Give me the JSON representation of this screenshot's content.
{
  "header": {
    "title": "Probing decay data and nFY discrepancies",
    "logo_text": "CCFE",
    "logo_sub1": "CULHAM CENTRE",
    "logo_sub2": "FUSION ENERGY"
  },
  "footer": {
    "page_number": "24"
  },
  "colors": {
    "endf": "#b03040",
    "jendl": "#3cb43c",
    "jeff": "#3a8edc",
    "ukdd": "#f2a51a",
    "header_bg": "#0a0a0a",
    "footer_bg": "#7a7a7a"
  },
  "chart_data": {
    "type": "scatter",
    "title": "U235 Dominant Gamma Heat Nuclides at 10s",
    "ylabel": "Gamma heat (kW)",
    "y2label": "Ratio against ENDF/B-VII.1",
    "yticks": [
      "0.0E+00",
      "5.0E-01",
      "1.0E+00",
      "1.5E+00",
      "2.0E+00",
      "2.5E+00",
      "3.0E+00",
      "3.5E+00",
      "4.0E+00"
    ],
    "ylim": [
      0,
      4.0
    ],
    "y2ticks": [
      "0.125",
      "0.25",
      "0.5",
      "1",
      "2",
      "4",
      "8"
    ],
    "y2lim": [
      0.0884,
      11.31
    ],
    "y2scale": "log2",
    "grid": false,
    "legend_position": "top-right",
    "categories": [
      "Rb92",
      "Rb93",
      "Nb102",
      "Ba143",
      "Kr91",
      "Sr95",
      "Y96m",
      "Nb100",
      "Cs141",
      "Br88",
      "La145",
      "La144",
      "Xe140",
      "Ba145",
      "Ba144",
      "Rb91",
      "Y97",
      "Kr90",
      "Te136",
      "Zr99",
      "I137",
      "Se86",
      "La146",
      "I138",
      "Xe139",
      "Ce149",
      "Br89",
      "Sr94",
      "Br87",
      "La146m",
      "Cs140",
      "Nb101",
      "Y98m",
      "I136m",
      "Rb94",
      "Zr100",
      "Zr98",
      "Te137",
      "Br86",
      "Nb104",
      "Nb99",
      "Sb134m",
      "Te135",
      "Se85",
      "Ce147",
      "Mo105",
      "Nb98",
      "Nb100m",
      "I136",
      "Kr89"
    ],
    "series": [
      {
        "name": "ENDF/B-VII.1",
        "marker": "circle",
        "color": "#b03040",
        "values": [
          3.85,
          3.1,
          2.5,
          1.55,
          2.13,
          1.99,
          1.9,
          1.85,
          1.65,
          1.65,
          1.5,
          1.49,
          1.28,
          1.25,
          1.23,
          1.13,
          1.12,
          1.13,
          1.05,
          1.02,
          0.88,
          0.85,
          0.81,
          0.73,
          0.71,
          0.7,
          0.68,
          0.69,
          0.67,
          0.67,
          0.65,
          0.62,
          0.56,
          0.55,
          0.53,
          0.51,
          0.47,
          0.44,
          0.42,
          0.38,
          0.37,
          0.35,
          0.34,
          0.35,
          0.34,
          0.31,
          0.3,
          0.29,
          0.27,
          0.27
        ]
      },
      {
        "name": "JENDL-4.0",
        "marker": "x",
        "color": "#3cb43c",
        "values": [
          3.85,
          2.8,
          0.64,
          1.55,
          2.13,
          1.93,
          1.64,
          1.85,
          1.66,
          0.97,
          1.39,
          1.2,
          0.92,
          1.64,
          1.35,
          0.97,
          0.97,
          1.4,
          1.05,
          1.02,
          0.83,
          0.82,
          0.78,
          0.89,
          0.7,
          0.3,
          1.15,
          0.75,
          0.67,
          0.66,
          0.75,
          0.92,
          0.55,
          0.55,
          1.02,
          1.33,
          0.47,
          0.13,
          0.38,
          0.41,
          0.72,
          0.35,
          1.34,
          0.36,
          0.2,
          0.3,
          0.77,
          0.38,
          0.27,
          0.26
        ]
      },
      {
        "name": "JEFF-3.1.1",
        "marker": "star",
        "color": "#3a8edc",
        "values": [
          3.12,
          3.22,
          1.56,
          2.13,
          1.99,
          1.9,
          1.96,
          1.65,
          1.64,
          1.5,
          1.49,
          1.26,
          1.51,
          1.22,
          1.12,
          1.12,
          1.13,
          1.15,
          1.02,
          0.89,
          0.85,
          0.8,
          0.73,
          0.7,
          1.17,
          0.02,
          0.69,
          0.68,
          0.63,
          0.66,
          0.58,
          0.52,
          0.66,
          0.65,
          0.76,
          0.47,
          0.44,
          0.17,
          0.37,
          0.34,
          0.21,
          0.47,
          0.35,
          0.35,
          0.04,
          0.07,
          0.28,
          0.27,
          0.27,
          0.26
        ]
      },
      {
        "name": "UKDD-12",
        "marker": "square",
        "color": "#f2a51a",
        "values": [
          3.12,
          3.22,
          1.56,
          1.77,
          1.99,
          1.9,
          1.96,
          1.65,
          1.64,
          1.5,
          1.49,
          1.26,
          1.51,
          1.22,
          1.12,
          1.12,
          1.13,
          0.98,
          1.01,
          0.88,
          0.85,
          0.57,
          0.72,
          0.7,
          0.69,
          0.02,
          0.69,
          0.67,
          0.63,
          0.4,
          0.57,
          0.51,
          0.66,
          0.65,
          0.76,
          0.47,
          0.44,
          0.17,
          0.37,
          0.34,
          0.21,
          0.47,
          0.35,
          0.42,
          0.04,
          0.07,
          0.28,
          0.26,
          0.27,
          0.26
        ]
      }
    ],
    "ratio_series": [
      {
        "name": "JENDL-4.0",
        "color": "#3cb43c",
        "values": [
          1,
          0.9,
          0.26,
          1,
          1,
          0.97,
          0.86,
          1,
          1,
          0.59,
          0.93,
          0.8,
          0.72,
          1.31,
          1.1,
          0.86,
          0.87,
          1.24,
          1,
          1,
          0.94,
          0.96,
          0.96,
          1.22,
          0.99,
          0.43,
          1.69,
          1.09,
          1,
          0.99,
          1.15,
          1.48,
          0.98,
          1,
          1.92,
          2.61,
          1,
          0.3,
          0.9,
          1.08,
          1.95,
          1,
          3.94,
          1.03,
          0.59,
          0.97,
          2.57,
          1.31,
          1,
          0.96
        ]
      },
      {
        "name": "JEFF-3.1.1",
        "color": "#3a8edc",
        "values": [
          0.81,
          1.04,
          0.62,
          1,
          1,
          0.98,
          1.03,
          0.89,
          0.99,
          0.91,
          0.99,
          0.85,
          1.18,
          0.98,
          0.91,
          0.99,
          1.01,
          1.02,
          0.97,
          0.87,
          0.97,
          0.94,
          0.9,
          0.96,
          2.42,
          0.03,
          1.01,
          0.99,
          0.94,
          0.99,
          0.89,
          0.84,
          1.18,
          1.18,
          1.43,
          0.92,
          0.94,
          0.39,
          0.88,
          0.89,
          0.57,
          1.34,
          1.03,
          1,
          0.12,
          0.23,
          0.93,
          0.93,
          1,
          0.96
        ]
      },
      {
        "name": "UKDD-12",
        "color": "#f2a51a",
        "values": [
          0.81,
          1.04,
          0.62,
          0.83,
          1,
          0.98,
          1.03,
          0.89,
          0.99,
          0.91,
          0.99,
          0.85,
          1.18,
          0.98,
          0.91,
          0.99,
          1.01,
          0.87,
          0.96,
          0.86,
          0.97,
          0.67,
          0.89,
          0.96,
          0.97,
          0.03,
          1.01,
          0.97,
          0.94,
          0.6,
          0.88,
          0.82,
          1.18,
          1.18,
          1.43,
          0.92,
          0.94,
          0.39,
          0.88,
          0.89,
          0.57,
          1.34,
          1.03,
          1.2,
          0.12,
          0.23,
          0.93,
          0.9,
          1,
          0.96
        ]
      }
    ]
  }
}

» Task brief: Copy out each line in the preceding records that contains "Gamma".

» Output for this task:
    "title": "U235 Dominant Gamma Heat Nuclides at 10s",
    "ylabel": "Gamma heat (kW)",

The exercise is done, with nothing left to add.